Every record is to be transcribed exactly as written.

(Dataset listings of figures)
————
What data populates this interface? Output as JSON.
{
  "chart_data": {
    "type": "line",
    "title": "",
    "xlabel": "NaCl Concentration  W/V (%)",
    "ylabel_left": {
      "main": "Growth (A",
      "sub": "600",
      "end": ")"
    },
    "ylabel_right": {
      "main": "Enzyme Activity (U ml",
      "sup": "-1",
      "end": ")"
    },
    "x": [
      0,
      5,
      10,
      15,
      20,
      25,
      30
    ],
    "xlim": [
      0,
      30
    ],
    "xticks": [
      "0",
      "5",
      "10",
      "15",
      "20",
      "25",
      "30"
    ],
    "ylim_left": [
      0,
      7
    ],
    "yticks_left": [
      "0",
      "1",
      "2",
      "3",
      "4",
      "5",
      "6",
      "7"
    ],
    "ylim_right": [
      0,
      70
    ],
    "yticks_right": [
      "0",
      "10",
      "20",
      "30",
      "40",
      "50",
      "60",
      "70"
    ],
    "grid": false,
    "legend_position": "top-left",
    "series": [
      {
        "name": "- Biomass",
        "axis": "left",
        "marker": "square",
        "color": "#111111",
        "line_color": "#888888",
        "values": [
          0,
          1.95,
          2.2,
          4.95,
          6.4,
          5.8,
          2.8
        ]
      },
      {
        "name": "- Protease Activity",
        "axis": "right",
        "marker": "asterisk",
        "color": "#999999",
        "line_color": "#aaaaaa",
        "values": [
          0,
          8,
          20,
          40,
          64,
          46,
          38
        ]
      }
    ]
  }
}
————
◆ **ANSWER SPACE**:
What data populates this interface? Output as JSON.
{
  "chart_data": {
    "type": "line",
    "title": "",
    "xlabel": "NaCl Concentration  W/V (%)",
    "ylabel_left": {
      "main": "Growth (A",
      "sub": "600",
      "end": ")"
    },
    "ylabel_right": {
      "main": "Enzyme Activity (U ml",
      "sup": "-1",
      "end": ")"
    },
    "x": [
      0,
      5,
      10,
      15,
      20,
      25,
      30
    ],
    "xlim": [
      0,
      30
    ],
    "xticks": [
      "0",
      "5",
      "10",
      "15",
      "20",
      "25",
      "30"
    ],
    "ylim_left": [
      0,
      7
    ],
    "yticks_left": [
      "0",
      "1",
      "2",
      "3",
      "4",
      "5",
      "6",
      "7"
    ],
    "ylim_right": [
      0,
      70
    ],
    "yticks_right": [
      "0",
      "10",
      "20",
      "30",
      "40",
      "50",
      "60",
      "70"
    ],
    "grid": false,
    "legend_position": "top-left",
    "series": [
      {
        "name": "- Biomass",
        "axis": "left",
        "marker": "square",
        "color": "#111111",
        "line_color": "#888888",
        "values": [
          0,
          1.95,
          2.2,
          4.95,
          6.4,
          5.8,
          2.8
        ]
      },
      {
        "name": "- Protease Activity",
        "axis": "right",
        "marker": "asterisk",
        "color": "#999999",
        "line_color": "#aaaaaa",
        "values": [
          0,
          8,
          20,
          40,
          64,
          46,
          38
        ]
      }
    ]
  }
}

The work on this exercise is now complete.